**Exercise requirements:** Extract the complete listing and repeat it word for word.

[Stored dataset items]
#####
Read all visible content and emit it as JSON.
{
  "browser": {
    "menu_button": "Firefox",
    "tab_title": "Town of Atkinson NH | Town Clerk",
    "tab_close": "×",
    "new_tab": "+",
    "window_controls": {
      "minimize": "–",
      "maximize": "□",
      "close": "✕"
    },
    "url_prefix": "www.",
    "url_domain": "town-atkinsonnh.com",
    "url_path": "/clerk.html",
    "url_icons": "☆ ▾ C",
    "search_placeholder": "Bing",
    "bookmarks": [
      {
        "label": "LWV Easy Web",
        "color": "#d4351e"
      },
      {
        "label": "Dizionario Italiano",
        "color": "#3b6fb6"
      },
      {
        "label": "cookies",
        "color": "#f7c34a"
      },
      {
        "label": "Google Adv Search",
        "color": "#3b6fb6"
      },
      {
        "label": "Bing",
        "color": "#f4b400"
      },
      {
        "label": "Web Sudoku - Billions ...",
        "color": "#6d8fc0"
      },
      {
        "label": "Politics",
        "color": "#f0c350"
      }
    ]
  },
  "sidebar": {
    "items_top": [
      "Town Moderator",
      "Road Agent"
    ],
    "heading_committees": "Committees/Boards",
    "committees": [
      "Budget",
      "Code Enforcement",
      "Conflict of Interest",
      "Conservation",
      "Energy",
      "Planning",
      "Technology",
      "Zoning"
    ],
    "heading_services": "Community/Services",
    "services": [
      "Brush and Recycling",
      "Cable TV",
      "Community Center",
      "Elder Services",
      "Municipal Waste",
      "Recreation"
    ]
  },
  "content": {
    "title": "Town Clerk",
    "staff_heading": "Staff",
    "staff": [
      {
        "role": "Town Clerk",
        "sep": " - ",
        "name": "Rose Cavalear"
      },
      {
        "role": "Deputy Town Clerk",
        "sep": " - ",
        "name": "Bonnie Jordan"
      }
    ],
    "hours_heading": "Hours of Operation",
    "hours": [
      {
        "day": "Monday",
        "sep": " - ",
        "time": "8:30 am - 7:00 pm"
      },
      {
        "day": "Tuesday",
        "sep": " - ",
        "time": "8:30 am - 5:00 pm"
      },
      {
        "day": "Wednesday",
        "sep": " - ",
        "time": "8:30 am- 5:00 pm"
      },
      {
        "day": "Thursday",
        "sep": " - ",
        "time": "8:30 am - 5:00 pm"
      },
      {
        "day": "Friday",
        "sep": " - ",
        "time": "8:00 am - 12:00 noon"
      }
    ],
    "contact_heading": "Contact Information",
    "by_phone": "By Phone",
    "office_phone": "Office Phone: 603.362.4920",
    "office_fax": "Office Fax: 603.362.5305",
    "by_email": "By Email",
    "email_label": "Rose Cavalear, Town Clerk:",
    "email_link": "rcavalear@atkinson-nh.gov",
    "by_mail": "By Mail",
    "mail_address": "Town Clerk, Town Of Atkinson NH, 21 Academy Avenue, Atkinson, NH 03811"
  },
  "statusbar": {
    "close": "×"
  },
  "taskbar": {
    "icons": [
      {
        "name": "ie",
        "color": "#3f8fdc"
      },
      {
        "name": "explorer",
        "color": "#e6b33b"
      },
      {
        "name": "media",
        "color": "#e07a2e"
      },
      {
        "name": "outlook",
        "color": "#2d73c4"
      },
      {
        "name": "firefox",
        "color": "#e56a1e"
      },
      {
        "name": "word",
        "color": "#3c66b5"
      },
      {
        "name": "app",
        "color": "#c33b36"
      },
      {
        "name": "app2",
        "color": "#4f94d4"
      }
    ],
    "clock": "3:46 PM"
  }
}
#####
**Response below:**
Read all visible content and emit it as JSON.
{
  "browser": {
    "menu_button": "Firefox",
    "tab_title": "Town of Atkinson NH | Town Clerk",
    "tab_close": "×",
    "new_tab": "+",
    "window_controls": {
      "minimize": "–",
      "maximize": "□",
      "close": "✕"
    },
    "url_prefix": "www.",
    "url_domain": "town-atkinsonnh.com",
    "url_path": "/clerk.html",
    "url_icons": "☆ ▾ C",
    "search_placeholder": "Bing",
    "bookmarks": [
      {
        "label": "LWV Easy Web",
        "color": "#d4351e"
      },
      {
        "label": "Dizionario Italiano",
        "color": "#3b6fb6"
      },
      {
        "label": "cookies",
        "color": "#f7c34a"
      },
      {
        "label": "Google Adv Search",
        "color": "#3b6fb6"
      },
      {
        "label": "Bing",
        "color": "#f4b400"
      },
      {
        "label": "Web Sudoku - Billions ...",
        "color": "#6d8fc0"
      },
      {
        "label": "Politics",
        "color": "#f0c350"
      }
    ]
  },
  "sidebar": {
    "items_top": [
      "Town Moderator",
      "Road Agent"
    ],
    "heading_committees": "Committees/Boards",
    "committees": [
      "Budget",
      "Code Enforcement",
      "Conflict of Interest",
      "Conservation",
      "Energy",
      "Planning",
      "Technology",
      "Zoning"
    ],
    "heading_services": "Community/Services",
    "services": [
      "Brush and Recycling",
      "Cable TV",
      "Community Center",
      "Elder Services",
      "Municipal Waste",
      "Recreation"
    ]
  },
  "content": {
    "title": "Town Clerk",
    "staff_heading": "Staff",
    "staff": [
      {
        "role": "Town Clerk",
        "sep": " - ",
        "name": "Rose Cavalear"
      },
      {
        "role": "Deputy Town Clerk",
        "sep": " - ",
        "name": "Bonnie Jordan"
      }
    ],
    "hours_heading": "Hours of Operation",
    "hours": [
      {
        "day": "Monday",
        "sep": " - ",
        "time": "8:30 am - 7:00 pm"
      },
      {
        "day": "Tuesday",
        "sep": " - ",
        "time": "8:30 am - 5:00 pm"
      },
      {
        "day": "Wednesday",
        "sep": " - ",
        "time": "8:30 am- 5:00 pm"
      },
      {
        "day": "Thursday",
        "sep": " - ",
        "time": "8:30 am - 5:00 pm"
      },
      {
        "day": "Friday",
        "sep": " - ",
        "time": "8:00 am - 12:00 noon"
      }
    ],
    "contact_heading": "Contact Information",
    "by_phone": "By Phone",
    "office_phone": "Office Phone: 603.362.4920",
    "office_fax": "Office Fax: 603.362.5305",
    "by_email": "By Email",
    "email_label": "Rose Cavalear, Town Clerk:",
    "email_link": "rcavalear@atkinson-nh.gov",
    "by_mail": "By Mail",
    "mail_address": "Town Clerk, Town Of Atkinson NH, 21 Academy Avenue, Atkinson, NH 03811"
  },
  "statusbar": {
    "close": "×"
  },
  "taskbar": {
    "icons": [
      {
        "name": "ie",
        "color": "#3f8fdc"
      },
      {
        "name": "explorer",
        "color": "#e6b33b"
      },
      {
        "name": "media",
        "color": "#e07a2e"
      },
      {
        "name": "outlook",
        "color": "#2d73c4"
      },
      {
        "name": "firefox",
        "color": "#e56a1e"
      },
      {
        "name": "word",
        "color": "#3c66b5"
      },
      {
        "name": "app",
        "color": "#c33b36"
      },
      {
        "name": "app2",
        "color": "#4f94d4"
      }
    ],
    "clock": "3:46 PM"
  }
}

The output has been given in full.